### Work to do
Check every line of the entries that follow, and copy the ones containing "These".

### Dataset content
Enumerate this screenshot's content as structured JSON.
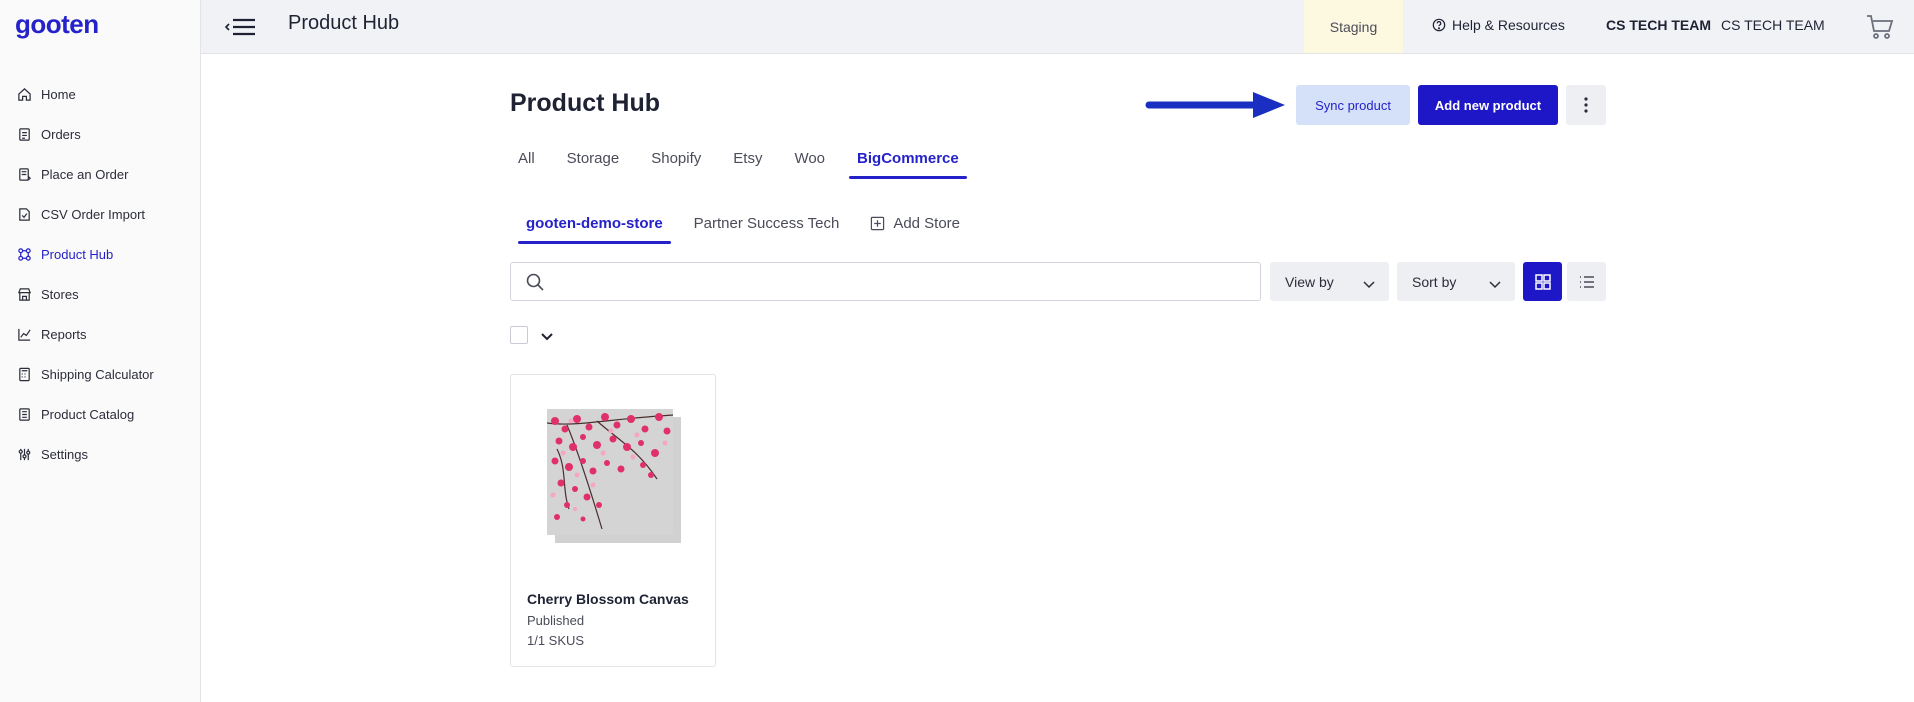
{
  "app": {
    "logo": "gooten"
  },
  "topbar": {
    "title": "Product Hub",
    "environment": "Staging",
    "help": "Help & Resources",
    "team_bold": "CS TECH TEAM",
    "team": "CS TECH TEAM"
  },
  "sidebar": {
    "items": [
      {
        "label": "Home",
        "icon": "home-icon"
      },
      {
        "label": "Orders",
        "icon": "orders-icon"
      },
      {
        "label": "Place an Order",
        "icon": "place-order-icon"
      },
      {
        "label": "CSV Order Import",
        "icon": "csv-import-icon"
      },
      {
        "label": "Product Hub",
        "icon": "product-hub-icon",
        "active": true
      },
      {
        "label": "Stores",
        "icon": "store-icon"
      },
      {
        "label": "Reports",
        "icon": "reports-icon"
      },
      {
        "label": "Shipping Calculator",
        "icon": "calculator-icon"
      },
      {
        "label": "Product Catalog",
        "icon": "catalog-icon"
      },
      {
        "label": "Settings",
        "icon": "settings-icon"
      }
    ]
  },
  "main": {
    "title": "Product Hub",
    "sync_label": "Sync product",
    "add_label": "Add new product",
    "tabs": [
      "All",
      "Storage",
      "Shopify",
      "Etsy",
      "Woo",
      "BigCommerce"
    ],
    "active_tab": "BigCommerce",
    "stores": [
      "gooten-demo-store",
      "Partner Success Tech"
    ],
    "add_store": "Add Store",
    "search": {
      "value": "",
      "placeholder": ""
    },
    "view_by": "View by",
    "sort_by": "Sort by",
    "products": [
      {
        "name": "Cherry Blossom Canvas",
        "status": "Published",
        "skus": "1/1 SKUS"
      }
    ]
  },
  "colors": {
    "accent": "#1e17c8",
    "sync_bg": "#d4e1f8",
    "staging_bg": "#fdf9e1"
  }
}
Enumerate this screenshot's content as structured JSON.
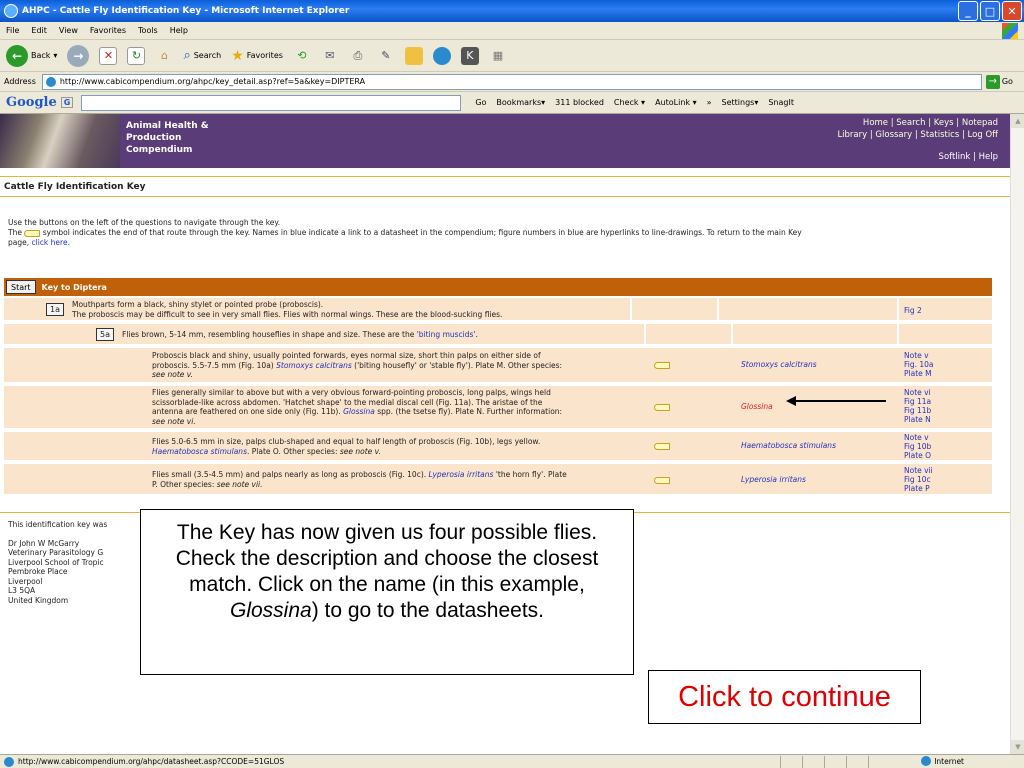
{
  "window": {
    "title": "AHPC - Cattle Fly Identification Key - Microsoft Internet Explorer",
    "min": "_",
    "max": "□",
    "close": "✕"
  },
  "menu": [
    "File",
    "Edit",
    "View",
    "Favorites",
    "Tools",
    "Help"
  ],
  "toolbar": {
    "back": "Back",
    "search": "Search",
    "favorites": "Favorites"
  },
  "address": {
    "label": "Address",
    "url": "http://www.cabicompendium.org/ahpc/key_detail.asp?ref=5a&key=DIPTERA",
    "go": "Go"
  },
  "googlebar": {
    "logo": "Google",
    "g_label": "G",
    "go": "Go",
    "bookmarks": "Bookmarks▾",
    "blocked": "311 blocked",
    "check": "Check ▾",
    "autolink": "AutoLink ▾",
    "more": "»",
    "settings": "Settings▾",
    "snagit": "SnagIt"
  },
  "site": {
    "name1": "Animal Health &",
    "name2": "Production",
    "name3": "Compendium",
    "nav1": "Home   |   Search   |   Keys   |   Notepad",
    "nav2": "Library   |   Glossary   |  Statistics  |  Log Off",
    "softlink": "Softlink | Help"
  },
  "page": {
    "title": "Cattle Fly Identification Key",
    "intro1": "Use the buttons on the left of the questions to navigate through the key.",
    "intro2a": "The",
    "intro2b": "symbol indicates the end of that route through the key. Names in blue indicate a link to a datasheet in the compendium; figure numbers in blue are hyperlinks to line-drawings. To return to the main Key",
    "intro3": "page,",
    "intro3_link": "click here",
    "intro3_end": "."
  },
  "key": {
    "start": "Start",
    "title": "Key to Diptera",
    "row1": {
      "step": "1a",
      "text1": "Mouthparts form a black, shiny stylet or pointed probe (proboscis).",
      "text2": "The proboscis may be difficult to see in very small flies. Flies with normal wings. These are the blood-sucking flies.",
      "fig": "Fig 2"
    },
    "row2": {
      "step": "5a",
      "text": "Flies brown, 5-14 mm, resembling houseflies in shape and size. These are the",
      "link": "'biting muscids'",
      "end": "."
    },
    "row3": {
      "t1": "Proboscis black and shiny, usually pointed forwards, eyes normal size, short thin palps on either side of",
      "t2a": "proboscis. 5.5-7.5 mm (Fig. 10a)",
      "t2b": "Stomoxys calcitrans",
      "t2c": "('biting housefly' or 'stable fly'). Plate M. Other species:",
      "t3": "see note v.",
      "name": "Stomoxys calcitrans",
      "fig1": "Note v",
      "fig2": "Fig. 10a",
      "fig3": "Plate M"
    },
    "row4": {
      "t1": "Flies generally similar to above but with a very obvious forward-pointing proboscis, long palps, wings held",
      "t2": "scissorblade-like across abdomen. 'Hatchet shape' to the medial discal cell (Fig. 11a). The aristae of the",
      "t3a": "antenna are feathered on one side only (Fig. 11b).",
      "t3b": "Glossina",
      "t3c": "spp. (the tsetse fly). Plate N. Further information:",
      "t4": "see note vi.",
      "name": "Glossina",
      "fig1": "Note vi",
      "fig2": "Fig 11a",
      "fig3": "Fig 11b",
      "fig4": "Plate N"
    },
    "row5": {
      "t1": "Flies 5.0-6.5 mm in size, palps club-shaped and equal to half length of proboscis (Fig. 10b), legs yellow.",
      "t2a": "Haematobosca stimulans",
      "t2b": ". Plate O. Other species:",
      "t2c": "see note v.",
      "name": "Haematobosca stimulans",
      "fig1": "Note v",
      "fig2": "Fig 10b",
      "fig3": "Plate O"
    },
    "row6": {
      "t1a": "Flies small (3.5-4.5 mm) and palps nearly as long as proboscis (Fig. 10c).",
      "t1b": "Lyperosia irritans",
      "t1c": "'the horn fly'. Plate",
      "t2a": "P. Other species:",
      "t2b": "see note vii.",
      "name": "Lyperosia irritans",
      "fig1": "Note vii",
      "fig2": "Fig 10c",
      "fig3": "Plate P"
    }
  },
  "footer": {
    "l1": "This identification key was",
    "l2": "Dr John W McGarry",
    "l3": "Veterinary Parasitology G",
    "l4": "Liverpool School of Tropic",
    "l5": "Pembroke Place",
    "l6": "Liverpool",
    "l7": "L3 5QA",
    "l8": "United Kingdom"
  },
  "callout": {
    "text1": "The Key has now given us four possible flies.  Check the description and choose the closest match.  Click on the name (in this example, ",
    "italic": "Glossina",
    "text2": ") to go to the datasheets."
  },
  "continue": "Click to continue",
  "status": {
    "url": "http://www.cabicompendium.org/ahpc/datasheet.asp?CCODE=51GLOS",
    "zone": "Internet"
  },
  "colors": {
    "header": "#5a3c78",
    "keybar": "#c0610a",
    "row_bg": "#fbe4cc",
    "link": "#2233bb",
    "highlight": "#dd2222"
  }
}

### Correct response
      "text2": "The proboscis may be difficult to see in very small flies. Flies with normal wings. These are the blood-sucking flies.",
      "text": "Flies brown, 5-14 mm, resembling houseflies in shape and size. These are the",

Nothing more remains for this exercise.